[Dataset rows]
* start *
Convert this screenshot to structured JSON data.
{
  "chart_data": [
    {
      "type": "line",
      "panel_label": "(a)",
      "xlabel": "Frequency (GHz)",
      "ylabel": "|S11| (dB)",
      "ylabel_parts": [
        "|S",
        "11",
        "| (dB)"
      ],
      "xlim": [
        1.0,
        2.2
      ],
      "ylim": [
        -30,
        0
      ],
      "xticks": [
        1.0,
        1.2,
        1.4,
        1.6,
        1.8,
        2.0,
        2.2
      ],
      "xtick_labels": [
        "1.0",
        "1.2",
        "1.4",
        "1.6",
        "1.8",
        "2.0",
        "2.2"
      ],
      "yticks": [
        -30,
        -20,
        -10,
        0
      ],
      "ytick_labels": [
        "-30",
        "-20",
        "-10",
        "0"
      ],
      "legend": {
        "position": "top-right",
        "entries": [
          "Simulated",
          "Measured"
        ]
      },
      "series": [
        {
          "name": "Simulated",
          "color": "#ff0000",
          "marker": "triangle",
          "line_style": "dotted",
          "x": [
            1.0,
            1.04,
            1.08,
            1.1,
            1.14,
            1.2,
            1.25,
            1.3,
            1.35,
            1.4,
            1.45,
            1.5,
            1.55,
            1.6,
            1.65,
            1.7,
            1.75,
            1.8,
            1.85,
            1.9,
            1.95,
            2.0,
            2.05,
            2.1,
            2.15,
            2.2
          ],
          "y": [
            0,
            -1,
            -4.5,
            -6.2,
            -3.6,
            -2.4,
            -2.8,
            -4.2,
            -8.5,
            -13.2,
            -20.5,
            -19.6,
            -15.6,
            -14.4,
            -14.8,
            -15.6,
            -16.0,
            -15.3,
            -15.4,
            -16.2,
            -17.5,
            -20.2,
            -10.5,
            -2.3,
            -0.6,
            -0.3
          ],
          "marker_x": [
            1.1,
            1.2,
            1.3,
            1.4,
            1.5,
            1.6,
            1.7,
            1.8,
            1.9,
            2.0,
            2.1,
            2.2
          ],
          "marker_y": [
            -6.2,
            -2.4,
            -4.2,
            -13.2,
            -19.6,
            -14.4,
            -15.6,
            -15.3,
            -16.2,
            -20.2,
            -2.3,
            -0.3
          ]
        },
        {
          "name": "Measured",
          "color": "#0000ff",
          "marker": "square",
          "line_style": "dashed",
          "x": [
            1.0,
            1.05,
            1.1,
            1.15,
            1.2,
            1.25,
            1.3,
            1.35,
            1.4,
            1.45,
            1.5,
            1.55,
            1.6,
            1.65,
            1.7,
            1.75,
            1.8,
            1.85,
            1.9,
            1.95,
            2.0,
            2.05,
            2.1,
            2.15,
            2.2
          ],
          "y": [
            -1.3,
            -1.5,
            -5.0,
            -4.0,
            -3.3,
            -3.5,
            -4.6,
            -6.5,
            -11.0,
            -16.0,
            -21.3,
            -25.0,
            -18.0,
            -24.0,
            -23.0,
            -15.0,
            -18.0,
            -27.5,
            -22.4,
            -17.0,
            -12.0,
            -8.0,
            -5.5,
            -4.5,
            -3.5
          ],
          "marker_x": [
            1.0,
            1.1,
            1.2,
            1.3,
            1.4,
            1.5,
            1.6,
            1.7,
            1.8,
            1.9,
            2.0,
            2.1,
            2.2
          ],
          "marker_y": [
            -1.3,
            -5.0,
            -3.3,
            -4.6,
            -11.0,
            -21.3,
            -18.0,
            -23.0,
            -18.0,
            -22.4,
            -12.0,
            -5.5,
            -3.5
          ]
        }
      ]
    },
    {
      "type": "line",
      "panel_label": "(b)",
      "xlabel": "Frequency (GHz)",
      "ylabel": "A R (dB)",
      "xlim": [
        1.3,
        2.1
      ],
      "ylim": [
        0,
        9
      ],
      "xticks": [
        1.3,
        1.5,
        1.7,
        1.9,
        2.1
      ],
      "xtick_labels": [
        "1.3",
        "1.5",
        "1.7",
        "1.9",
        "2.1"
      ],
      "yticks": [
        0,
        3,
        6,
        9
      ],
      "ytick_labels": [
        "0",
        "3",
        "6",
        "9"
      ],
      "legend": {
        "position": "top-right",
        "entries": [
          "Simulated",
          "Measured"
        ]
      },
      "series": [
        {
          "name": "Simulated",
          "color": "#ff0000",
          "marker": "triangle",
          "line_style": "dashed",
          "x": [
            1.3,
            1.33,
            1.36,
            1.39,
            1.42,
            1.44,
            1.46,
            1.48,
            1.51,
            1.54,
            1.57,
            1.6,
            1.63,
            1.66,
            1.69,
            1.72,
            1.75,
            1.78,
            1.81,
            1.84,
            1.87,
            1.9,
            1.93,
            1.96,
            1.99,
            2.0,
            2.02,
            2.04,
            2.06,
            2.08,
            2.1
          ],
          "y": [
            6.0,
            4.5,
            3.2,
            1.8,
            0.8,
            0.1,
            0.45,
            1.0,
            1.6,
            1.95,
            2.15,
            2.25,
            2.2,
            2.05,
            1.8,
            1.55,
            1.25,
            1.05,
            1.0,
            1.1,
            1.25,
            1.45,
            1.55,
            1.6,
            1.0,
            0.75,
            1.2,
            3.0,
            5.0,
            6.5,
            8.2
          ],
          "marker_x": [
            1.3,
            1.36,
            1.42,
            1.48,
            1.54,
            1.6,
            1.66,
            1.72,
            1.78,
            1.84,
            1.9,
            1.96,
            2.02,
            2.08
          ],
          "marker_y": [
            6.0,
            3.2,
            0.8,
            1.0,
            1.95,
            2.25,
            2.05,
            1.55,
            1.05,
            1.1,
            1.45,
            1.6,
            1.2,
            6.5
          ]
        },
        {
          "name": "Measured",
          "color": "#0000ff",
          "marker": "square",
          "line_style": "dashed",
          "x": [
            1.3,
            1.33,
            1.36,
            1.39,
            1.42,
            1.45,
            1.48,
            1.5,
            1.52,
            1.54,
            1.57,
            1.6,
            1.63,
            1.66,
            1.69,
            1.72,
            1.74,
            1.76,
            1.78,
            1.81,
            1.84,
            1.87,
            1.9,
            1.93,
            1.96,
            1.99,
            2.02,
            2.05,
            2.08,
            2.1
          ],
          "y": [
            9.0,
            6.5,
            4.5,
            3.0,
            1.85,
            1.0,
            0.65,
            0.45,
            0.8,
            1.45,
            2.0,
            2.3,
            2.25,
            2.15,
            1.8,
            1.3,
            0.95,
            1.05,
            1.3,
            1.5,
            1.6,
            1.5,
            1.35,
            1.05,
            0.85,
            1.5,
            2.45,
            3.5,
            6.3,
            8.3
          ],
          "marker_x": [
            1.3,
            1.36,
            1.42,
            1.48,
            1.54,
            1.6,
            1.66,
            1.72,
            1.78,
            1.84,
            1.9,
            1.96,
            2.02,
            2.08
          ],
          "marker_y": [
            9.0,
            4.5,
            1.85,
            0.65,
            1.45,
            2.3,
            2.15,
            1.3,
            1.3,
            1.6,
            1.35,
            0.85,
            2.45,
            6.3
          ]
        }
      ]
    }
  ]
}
* end *
*Task requirements:* Copy out each record, keeping every word as it is.

*Correct result:*
Convert this screenshot to structured JSON data.
{
  "chart_data": [
    {
      "type": "line",
      "panel_label": "(a)",
      "xlabel": "Frequency (GHz)",
      "ylabel": "|S11| (dB)",
      "ylabel_parts": [
        "|S",
        "11",
        "| (dB)"
      ],
      "xlim": [
        1.0,
        2.2
      ],
      "ylim": [
        -30,
        0
      ],
      "xticks": [
        1.0,
        1.2,
        1.4,
        1.6,
        1.8,
        2.0,
        2.2
      ],
      "xtick_labels": [
        "1.0",
        "1.2",
        "1.4",
        "1.6",
        "1.8",
        "2.0",
        "2.2"
      ],
      "yticks": [
        -30,
        -20,
        -10,
        0
      ],
      "ytick_labels": [
        "-30",
        "-20",
        "-10",
        "0"
      ],
      "legend": {
        "position": "top-right",
        "entries": [
          "Simulated",
          "Measured"
        ]
      },
      "series": [
        {
          "name": "Simulated",
          "color": "#ff0000",
          "marker": "triangle",
          "line_style": "dotted",
          "x": [
            1.0,
            1.04,
            1.08,
            1.1,
            1.14,
            1.2,
            1.25,
            1.3,
            1.35,
            1.4,
            1.45,
            1.5,
            1.55,
            1.6,
            1.65,
            1.7,
            1.75,
            1.8,
            1.85,
            1.9,
            1.95,
            2.0,
            2.05,
            2.1,
            2.15,
            2.2
          ],
          "y": [
            0,
            -1,
            -4.5,
            -6.2,
            -3.6,
            -2.4,
            -2.8,
            -4.2,
            -8.5,
            -13.2,
            -20.5,
            -19.6,
            -15.6,
            -14.4,
            -14.8,
            -15.6,
            -16.0,
            -15.3,
            -15.4,
            -16.2,
            -17.5,
            -20.2,
            -10.5,
            -2.3,
            -0.6,
            -0.3
          ],
          "marker_x": [
            1.1,
            1.2,
            1.3,
            1.4,
            1.5,
            1.6,
            1.7,
            1.8,
            1.9,
            2.0,
            2.1,
            2.2
          ],
          "marker_y": [
            -6.2,
            -2.4,
            -4.2,
            -13.2,
            -19.6,
            -14.4,
            -15.6,
            -15.3,
            -16.2,
            -20.2,
            -2.3,
            -0.3
          ]
        },
        {
          "name": "Measured",
          "color": "#0000ff",
          "marker": "square",
          "line_style": "dashed",
          "x": [
            1.0,
            1.05,
            1.1,
            1.15,
            1.2,
            1.25,
            1.3,
            1.35,
            1.4,
            1.45,
            1.5,
            1.55,
            1.6,
            1.65,
            1.7,
            1.75,
            1.8,
            1.85,
            1.9,
            1.95,
            2.0,
            2.05,
            2.1,
            2.15,
            2.2
          ],
          "y": [
            -1.3,
            -1.5,
            -5.0,
            -4.0,
            -3.3,
            -3.5,
            -4.6,
            -6.5,
            -11.0,
            -16.0,
            -21.3,
            -25.0,
            -18.0,
            -24.0,
            -23.0,
            -15.0,
            -18.0,
            -27.5,
            -22.4,
            -17.0,
            -12.0,
            -8.0,
            -5.5,
            -4.5,
            -3.5
          ],
          "marker_x": [
            1.0,
            1.1,
            1.2,
            1.3,
            1.4,
            1.5,
            1.6,
            1.7,
            1.8,
            1.9,
            2.0,
            2.1,
            2.2
          ],
          "marker_y": [
            -1.3,
            -5.0,
            -3.3,
            -4.6,
            -11.0,
            -21.3,
            -18.0,
            -23.0,
            -18.0,
            -22.4,
            -12.0,
            -5.5,
            -3.5
          ]
        }
      ]
    },
    {
      "type": "line",
      "panel_label": "(b)",
      "xlabel": "Frequency (GHz)",
      "ylabel": "A R (dB)",
      "xlim": [
        1.3,
        2.1
      ],
      "ylim": [
        0,
        9
      ],
      "xticks": [
        1.3,
        1.5,
        1.7,
        1.9,
        2.1
      ],
      "xtick_labels": [
        "1.3",
        "1.5",
        "1.7",
        "1.9",
        "2.1"
      ],
      "yticks": [
        0,
        3,
        6,
        9
      ],
      "ytick_labels": [
        "0",
        "3",
        "6",
        "9"
      ],
      "legend": {
        "position": "top-right",
        "entries": [
          "Simulated",
          "Measured"
        ]
      },
      "series": [
        {
          "name": "Simulated",
          "color": "#ff0000",
          "marker": "triangle",
          "line_style": "dashed",
          "x": [
            1.3,
            1.33,
            1.36,
            1.39,
            1.42,
            1.44,
            1.46,
            1.48,
            1.51,
            1.54,
            1.57,
            1.6,
            1.63,
            1.66,
            1.69,
            1.72,
            1.75,
            1.78,
            1.81,
            1.84,
            1.87,
            1.9,
            1.93,
            1.96,
            1.99,
            2.0,
            2.02,
            2.04,
            2.06,
            2.08,
            2.1
          ],
          "y": [
            6.0,
            4.5,
            3.2,
            1.8,
            0.8,
            0.1,
            0.45,
            1.0,
            1.6,
            1.95,
            2.15,
            2.25,
            2.2,
            2.05,
            1.8,
            1.55,
            1.25,
            1.05,
            1.0,
            1.1,
            1.25,
            1.45,
            1.55,
            1.6,
            1.0,
            0.75,
            1.2,
            3.0,
            5.0,
            6.5,
            8.2
          ],
          "marker_x": [
            1.3,
            1.36,
            1.42,
            1.48,
            1.54,
            1.6,
            1.66,
            1.72,
            1.78,
            1.84,
            1.9,
            1.96,
            2.02,
            2.08
          ],
          "marker_y": [
            6.0,
            3.2,
            0.8,
            1.0,
            1.95,
            2.25,
            2.05,
            1.55,
            1.05,
            1.1,
            1.45,
            1.6,
            1.2,
            6.5
          ]
        },
        {
          "name": "Measured",
          "color": "#0000ff",
          "marker": "square",
          "line_style": "dashed",
          "x": [
            1.3,
            1.33,
            1.36,
            1.39,
            1.42,
            1.45,
            1.48,
            1.5,
            1.52,
            1.54,
            1.57,
            1.6,
            1.63,
            1.66,
            1.69,
            1.72,
            1.74,
            1.76,
            1.78,
            1.81,
            1.84,
            1.87,
            1.9,
            1.93,
            1.96,
            1.99,
            2.02,
            2.05,
            2.08,
            2.1
          ],
          "y": [
            9.0,
            6.5,
            4.5,
            3.0,
            1.85,
            1.0,
            0.65,
            0.45,
            0.8,
            1.45,
            2.0,
            2.3,
            2.25,
            2.15,
            1.8,
            1.3,
            0.95,
            1.05,
            1.3,
            1.5,
            1.6,
            1.5,
            1.35,
            1.05,
            0.85,
            1.5,
            2.45,
            3.5,
            6.3,
            8.3
          ],
          "marker_x": [
            1.3,
            1.36,
            1.42,
            1.48,
            1.54,
            1.6,
            1.66,
            1.72,
            1.78,
            1.84,
            1.9,
            1.96,
            2.02,
            2.08
          ],
          "marker_y": [
            9.0,
            4.5,
            1.85,
            0.65,
            1.45,
            2.3,
            2.15,
            1.3,
            1.3,
            1.6,
            1.35,
            0.85,
            2.45,
            6.3
          ]
        }
      ]
    }
  ]
}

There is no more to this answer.